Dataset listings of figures

+++++

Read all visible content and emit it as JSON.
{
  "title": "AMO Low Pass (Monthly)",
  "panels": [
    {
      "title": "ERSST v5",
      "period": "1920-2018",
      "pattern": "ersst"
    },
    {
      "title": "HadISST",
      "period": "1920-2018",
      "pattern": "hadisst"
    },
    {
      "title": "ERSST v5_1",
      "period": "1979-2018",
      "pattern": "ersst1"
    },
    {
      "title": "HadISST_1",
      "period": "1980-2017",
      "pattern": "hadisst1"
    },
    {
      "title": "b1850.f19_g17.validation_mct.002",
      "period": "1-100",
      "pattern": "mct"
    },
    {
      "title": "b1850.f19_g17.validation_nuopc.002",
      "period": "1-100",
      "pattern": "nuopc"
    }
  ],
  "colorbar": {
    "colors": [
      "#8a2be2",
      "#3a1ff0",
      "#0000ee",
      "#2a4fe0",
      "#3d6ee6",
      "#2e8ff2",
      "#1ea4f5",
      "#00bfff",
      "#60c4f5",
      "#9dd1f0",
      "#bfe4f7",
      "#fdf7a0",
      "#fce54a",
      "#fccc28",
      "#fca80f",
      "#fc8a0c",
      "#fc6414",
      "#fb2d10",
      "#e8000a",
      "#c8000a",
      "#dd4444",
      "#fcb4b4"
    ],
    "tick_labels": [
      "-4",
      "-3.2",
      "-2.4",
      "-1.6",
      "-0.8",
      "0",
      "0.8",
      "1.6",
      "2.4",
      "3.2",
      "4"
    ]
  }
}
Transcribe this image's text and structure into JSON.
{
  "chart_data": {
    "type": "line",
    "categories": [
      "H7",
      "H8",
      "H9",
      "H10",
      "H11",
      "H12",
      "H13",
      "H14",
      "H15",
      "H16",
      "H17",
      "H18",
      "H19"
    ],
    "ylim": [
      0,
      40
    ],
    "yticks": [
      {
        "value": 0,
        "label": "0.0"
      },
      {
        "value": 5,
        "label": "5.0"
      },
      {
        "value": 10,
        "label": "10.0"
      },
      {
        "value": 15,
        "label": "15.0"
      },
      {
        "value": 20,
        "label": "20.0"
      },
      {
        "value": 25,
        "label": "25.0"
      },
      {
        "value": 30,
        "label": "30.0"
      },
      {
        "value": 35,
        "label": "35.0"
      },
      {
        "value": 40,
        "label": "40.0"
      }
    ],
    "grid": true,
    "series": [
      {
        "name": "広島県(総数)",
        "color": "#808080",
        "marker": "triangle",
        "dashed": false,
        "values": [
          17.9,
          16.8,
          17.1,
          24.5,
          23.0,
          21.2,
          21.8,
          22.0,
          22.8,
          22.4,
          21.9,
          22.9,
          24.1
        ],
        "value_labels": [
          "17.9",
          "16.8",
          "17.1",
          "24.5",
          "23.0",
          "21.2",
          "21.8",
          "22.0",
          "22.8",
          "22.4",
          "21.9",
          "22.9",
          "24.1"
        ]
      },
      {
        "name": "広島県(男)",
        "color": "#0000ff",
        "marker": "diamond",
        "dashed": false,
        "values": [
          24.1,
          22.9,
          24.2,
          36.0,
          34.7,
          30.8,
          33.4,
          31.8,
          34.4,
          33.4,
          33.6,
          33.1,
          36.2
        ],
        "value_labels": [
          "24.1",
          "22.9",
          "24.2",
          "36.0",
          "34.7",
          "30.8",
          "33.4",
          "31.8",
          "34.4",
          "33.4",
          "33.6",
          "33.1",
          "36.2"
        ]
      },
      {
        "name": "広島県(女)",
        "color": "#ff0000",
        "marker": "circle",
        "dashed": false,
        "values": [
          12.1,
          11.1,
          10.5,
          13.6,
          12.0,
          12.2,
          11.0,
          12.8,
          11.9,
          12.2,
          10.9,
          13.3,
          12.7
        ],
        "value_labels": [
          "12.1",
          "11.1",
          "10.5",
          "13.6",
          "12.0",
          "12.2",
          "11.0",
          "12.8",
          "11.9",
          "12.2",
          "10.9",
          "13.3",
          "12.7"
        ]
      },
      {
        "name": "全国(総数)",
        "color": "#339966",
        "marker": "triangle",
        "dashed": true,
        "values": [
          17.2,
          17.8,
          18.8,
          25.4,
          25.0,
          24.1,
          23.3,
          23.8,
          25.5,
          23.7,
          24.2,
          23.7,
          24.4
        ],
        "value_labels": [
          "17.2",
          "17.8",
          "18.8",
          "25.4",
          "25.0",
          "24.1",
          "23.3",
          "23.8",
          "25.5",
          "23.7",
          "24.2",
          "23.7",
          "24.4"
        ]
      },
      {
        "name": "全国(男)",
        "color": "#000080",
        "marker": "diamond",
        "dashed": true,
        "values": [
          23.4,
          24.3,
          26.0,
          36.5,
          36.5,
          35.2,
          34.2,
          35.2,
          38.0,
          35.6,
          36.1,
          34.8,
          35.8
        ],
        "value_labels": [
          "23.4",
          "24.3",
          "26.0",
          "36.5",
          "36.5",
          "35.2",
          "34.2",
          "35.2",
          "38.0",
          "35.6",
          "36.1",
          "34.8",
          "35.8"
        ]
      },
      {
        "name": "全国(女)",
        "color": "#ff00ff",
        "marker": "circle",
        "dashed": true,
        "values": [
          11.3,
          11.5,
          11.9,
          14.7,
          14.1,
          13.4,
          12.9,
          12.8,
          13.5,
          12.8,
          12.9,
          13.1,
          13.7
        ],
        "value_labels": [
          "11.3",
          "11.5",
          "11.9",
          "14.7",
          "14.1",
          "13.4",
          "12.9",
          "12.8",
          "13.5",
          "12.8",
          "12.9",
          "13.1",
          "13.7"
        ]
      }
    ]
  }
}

+++++

Written task →
Check each line of the records for the word "title" and extract those that contain it.

Exercise answer →
  "title": "AMO Low Pass (Monthly)",
      "title": "ERSST v5",
      "title": "HadISST",
      "title": "ERSST v5_1",
      "title": "HadISST_1",
      "title": "b1850.f19_g17.validation_mct.002",
      "title": "b1850.f19_g17.validation_nuopc.002",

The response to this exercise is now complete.